* [Problem to work on]
Copy out each line that mentions the word "Днѣпровскій".

* [Data to use]
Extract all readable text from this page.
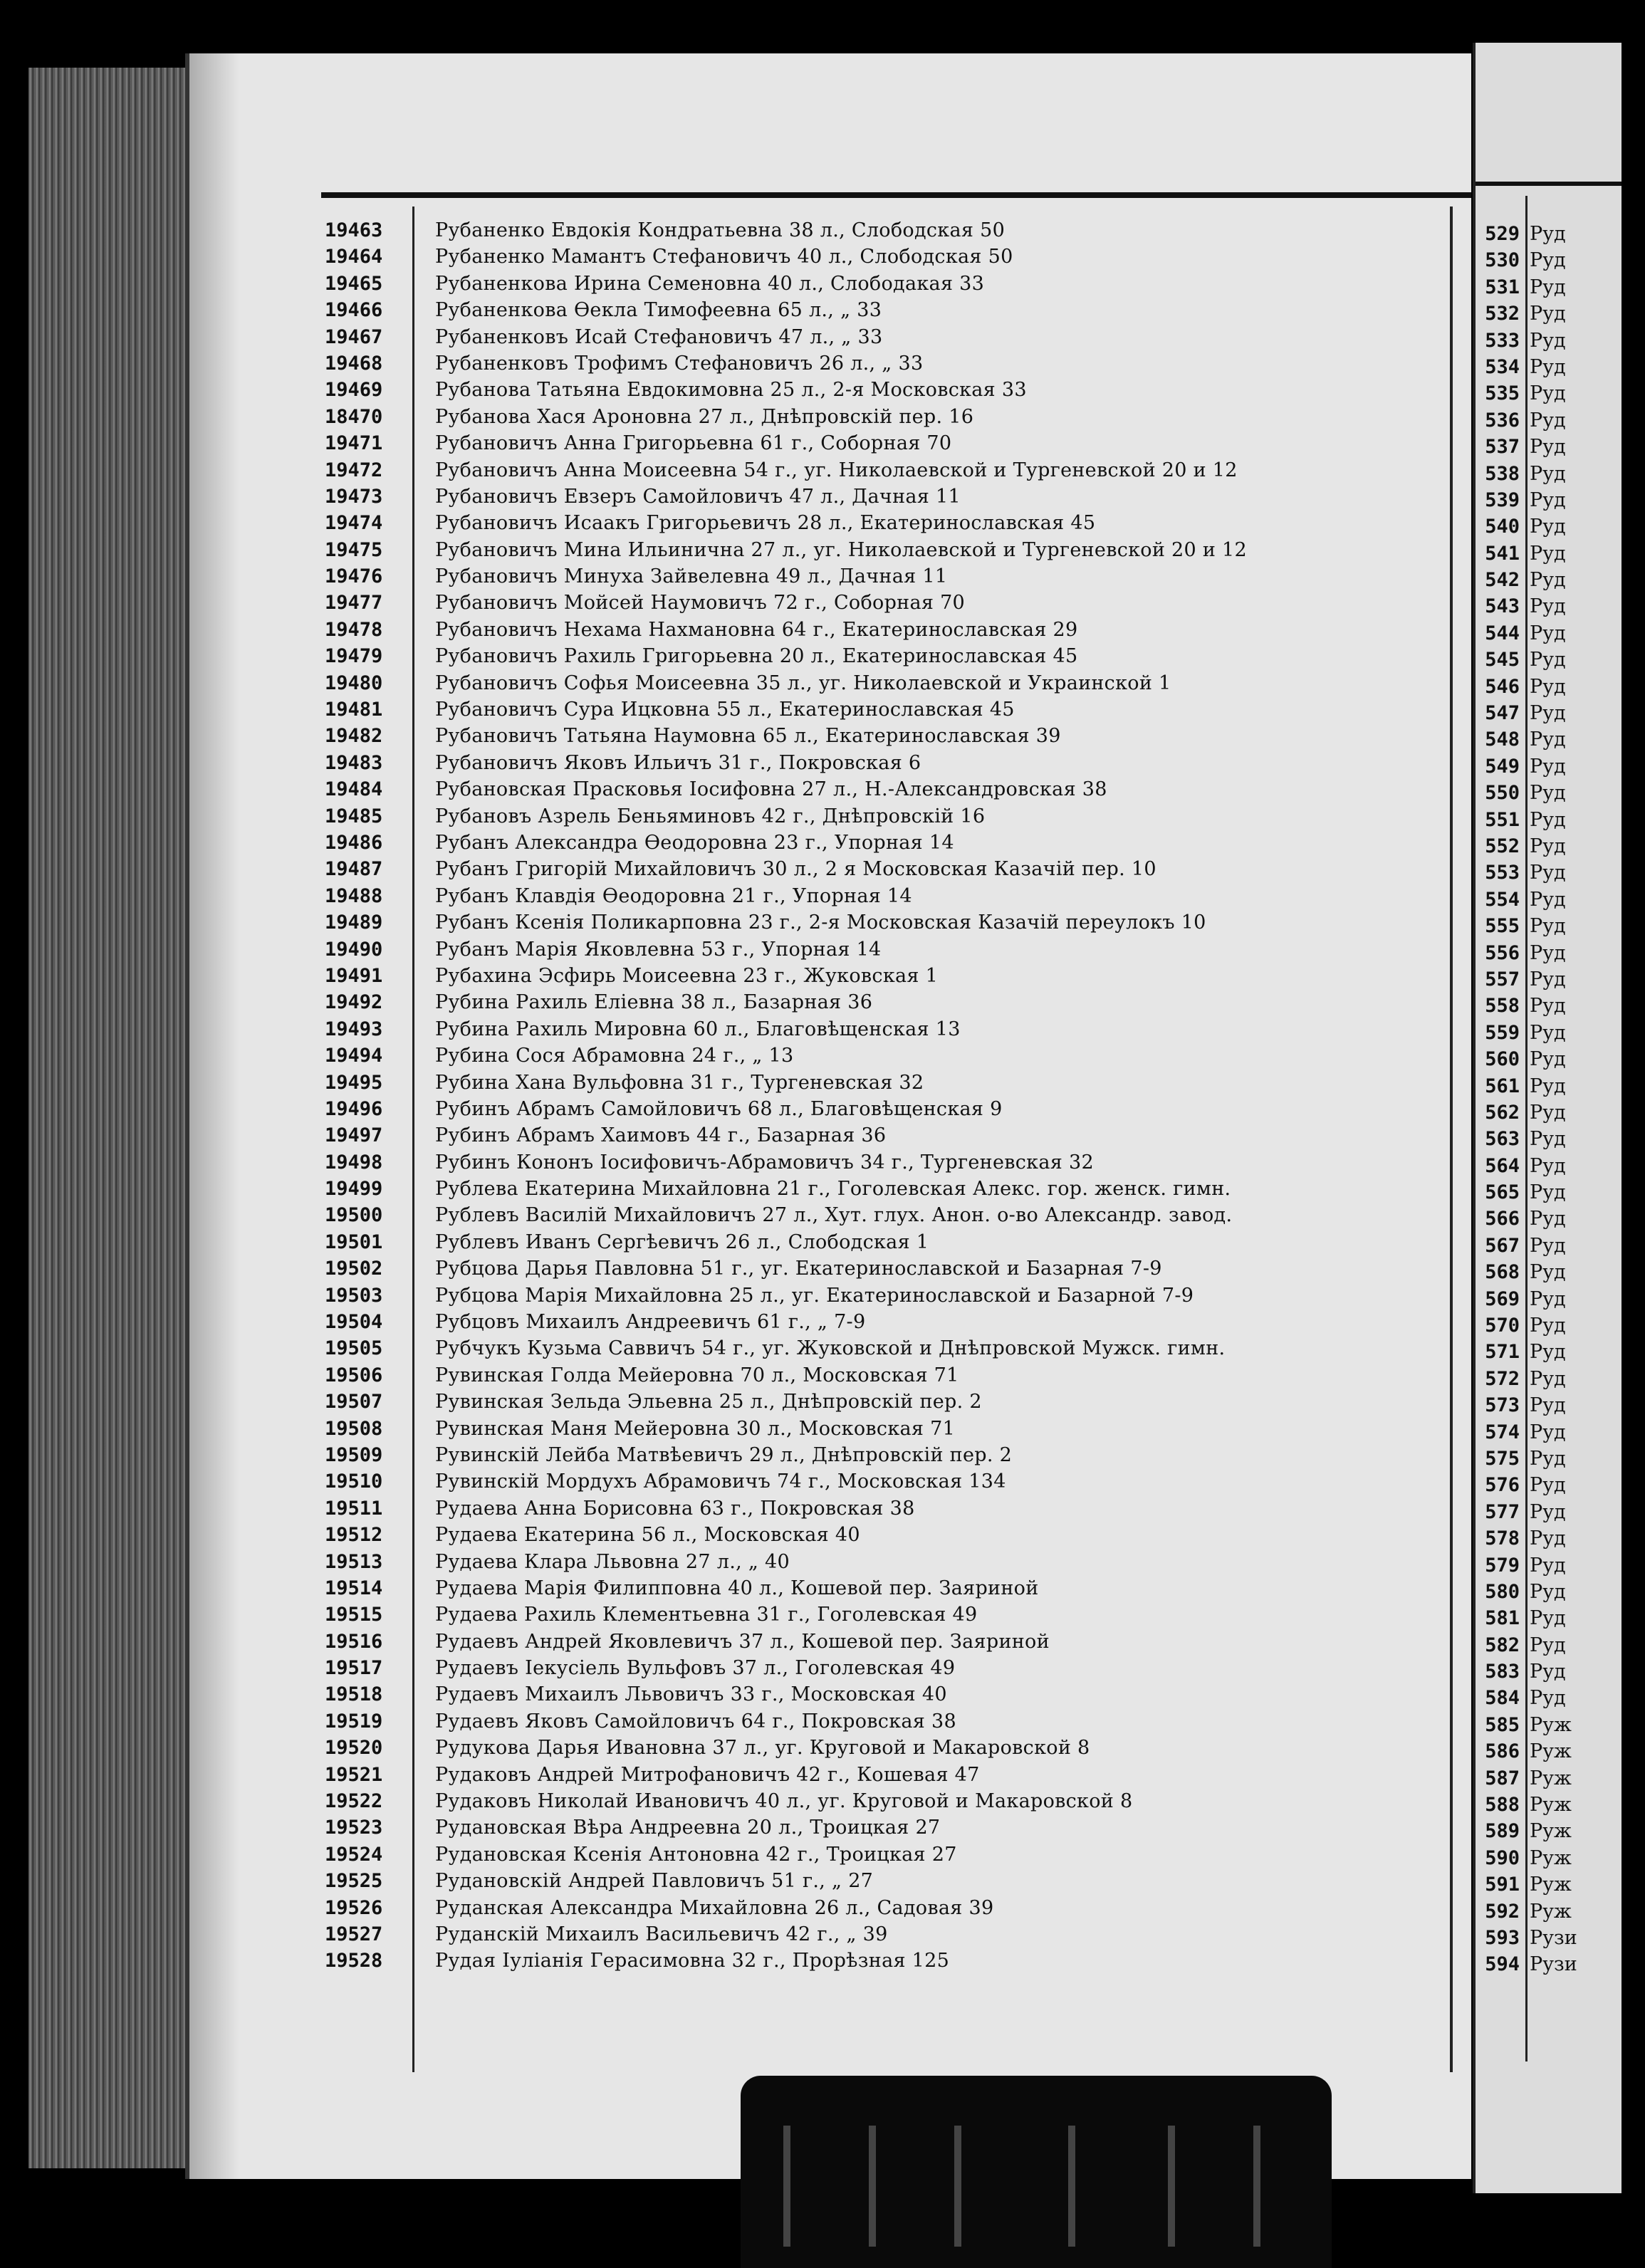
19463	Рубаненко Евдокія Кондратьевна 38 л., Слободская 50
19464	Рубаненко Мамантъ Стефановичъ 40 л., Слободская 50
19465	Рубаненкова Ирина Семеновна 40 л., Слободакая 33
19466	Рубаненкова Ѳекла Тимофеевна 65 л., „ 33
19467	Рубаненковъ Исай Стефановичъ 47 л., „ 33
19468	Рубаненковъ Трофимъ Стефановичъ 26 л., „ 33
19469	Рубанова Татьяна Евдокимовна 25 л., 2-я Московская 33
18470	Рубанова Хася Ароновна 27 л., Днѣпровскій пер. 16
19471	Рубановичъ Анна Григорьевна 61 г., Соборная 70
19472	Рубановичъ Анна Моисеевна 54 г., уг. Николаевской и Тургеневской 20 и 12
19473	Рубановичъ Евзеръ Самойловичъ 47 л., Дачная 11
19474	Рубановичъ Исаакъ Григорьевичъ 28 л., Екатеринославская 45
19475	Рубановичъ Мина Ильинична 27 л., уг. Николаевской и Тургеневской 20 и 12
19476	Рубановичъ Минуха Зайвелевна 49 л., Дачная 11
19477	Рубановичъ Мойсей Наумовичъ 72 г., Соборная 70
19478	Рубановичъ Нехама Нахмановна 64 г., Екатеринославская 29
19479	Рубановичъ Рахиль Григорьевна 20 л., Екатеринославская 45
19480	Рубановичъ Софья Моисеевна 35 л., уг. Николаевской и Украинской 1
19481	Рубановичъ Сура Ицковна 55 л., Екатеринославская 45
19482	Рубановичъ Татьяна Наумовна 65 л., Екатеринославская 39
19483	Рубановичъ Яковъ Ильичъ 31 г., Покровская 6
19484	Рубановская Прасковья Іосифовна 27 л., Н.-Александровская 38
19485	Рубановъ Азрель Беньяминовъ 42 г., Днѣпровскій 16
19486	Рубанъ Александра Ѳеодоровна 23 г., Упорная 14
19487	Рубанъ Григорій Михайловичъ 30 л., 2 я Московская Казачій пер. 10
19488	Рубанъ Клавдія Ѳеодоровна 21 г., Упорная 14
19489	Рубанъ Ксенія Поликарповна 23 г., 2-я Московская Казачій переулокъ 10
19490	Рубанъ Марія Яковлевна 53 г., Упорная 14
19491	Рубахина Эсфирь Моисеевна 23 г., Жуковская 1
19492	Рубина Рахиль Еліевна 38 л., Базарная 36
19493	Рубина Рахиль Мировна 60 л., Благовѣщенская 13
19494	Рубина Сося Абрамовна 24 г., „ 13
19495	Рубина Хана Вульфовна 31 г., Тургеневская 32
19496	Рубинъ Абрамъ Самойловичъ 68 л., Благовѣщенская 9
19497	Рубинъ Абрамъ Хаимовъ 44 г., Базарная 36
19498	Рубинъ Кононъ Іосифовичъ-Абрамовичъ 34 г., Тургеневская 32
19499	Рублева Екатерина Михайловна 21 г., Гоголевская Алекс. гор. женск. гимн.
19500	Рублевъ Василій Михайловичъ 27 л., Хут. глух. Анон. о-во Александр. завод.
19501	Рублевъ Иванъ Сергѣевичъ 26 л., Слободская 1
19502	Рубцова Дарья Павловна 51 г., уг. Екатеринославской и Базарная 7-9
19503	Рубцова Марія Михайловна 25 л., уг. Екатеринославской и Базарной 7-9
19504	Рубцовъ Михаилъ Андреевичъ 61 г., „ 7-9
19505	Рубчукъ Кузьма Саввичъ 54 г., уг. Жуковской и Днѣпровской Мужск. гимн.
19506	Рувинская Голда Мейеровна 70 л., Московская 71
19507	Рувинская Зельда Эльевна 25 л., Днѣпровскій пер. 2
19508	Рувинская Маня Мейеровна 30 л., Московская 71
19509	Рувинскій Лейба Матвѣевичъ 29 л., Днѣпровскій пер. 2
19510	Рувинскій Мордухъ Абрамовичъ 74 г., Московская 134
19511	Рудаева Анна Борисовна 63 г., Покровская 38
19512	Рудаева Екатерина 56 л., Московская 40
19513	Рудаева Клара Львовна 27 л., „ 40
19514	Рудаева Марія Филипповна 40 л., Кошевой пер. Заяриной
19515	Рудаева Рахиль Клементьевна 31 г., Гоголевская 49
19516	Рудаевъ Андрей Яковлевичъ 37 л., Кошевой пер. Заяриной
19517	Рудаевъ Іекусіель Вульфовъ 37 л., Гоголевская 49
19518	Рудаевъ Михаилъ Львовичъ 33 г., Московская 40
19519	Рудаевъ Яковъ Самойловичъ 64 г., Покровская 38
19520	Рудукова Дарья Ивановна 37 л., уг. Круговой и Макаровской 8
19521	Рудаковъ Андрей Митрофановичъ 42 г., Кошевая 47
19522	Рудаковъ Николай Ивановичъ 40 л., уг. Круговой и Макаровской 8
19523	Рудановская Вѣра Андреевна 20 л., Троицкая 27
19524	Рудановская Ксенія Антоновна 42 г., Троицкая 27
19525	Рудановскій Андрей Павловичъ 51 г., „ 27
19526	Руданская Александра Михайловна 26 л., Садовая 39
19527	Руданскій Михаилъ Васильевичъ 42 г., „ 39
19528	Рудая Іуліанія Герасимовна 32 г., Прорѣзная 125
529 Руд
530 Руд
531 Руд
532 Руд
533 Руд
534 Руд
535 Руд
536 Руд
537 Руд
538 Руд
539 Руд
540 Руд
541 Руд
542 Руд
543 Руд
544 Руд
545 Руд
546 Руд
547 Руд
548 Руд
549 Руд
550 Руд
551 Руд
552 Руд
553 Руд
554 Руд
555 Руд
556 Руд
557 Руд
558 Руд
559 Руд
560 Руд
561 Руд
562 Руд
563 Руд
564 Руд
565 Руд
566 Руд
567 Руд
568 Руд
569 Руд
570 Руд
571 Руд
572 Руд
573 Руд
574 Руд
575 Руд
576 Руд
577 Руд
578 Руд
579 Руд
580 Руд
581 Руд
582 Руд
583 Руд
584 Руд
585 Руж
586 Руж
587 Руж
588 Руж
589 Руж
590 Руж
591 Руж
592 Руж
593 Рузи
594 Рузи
==
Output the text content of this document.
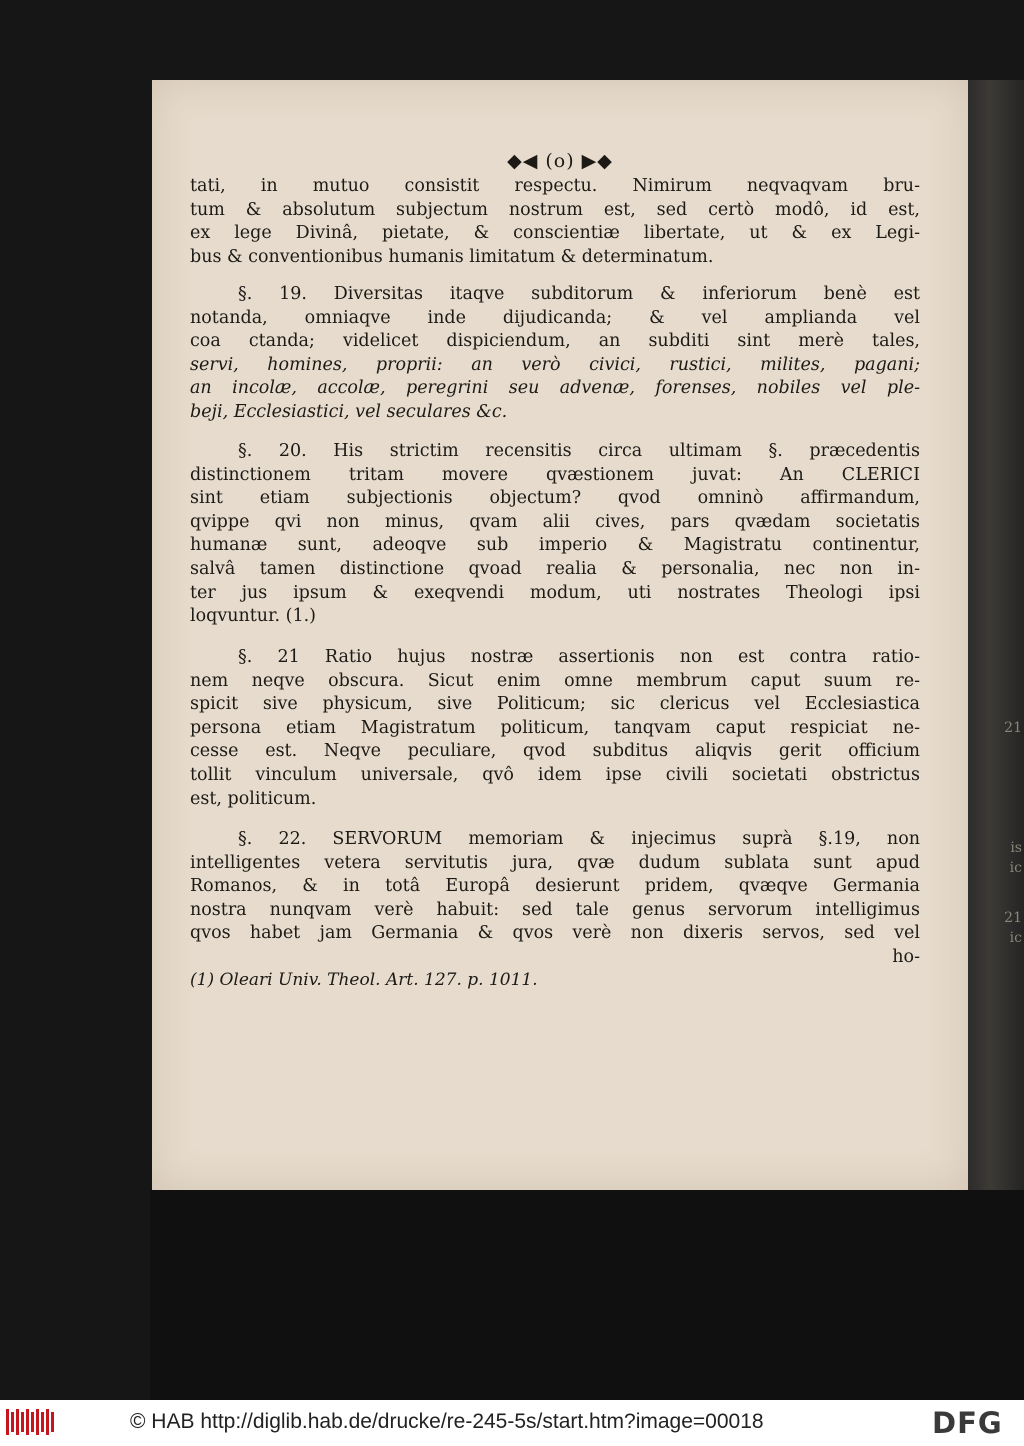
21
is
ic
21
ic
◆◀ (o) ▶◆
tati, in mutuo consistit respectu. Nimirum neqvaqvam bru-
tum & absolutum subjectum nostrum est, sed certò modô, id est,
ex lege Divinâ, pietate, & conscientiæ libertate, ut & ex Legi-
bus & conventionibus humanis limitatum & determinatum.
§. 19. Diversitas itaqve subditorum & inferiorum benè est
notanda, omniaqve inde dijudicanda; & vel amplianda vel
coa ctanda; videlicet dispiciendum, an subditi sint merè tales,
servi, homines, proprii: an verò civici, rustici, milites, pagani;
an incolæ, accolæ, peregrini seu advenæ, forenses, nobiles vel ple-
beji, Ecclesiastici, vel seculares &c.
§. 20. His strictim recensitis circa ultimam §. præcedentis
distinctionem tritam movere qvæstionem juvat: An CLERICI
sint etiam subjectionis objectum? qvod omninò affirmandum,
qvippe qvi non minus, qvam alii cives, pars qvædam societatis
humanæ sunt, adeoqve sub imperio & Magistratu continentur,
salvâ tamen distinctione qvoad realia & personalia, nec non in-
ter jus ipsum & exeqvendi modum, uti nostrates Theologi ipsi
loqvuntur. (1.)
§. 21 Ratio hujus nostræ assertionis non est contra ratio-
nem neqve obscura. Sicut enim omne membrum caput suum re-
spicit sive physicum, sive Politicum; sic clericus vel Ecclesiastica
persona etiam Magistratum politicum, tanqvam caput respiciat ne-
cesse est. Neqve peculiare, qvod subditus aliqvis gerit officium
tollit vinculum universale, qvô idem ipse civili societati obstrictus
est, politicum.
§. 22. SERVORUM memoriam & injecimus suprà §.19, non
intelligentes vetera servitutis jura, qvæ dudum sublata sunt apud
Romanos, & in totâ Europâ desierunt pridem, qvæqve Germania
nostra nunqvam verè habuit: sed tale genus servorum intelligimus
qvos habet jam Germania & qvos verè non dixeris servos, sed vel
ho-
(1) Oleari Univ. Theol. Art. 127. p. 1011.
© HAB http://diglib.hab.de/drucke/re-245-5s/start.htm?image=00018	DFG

* [Correct output]
18470	Рубанова Хася Ароновна 27 л., Днѣпровскій пер. 16
19485	Рубановъ Азрель Беньяминовъ 42 г., Днѣпровскій 16
19507	Рувинская Зельда Эльевна 25 л., Днѣпровскій пер. 2
19509	Рувинскій Лейба Матвѣевичъ 29 л., Днѣпровскій пер. 2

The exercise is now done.